» TASK BRIEF: Write out all of the entries exactly as given.

» DATASET CONTENT:

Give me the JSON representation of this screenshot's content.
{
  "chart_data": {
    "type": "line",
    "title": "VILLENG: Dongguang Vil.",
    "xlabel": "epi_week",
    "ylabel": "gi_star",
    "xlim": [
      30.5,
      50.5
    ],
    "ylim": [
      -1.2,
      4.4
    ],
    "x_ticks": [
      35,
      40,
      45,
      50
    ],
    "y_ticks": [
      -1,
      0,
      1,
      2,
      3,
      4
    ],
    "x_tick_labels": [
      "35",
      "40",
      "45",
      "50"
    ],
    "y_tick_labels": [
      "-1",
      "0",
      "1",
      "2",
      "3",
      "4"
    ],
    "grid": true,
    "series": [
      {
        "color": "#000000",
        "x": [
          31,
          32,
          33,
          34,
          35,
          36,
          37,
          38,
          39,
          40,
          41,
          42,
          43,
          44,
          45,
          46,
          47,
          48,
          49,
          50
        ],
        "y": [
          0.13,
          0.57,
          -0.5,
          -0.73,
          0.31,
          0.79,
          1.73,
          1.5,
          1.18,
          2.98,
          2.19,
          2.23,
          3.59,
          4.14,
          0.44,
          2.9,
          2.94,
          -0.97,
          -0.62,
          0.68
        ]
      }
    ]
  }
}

» ANSWER TO THE TASK:
Give me the JSON representation of this screenshot's content.
{
  "chart_data": {
    "type": "line",
    "title": "VILLENG: Dongguang Vil.",
    "xlabel": "epi_week",
    "ylabel": "gi_star",
    "xlim": [
      30.5,
      50.5
    ],
    "ylim": [
      -1.2,
      4.4
    ],
    "x_ticks": [
      35,
      40,
      45,
      50
    ],
    "y_ticks": [
      -1,
      0,
      1,
      2,
      3,
      4
    ],
    "x_tick_labels": [
      "35",
      "40",
      "45",
      "50"
    ],
    "y_tick_labels": [
      "-1",
      "0",
      "1",
      "2",
      "3",
      "4"
    ],
    "grid": true,
    "series": [
      {
        "color": "#000000",
        "x": [
          31,
          32,
          33,
          34,
          35,
          36,
          37,
          38,
          39,
          40,
          41,
          42,
          43,
          44,
          45,
          46,
          47,
          48,
          49,
          50
        ],
        "y": [
          0.13,
          0.57,
          -0.5,
          -0.73,
          0.31,
          0.79,
          1.73,
          1.5,
          1.18,
          2.98,
          2.19,
          2.23,
          3.59,
          4.14,
          0.44,
          2.9,
          2.94,
          -0.97,
          -0.62,
          0.68
        ]
      }
    ]
  }
}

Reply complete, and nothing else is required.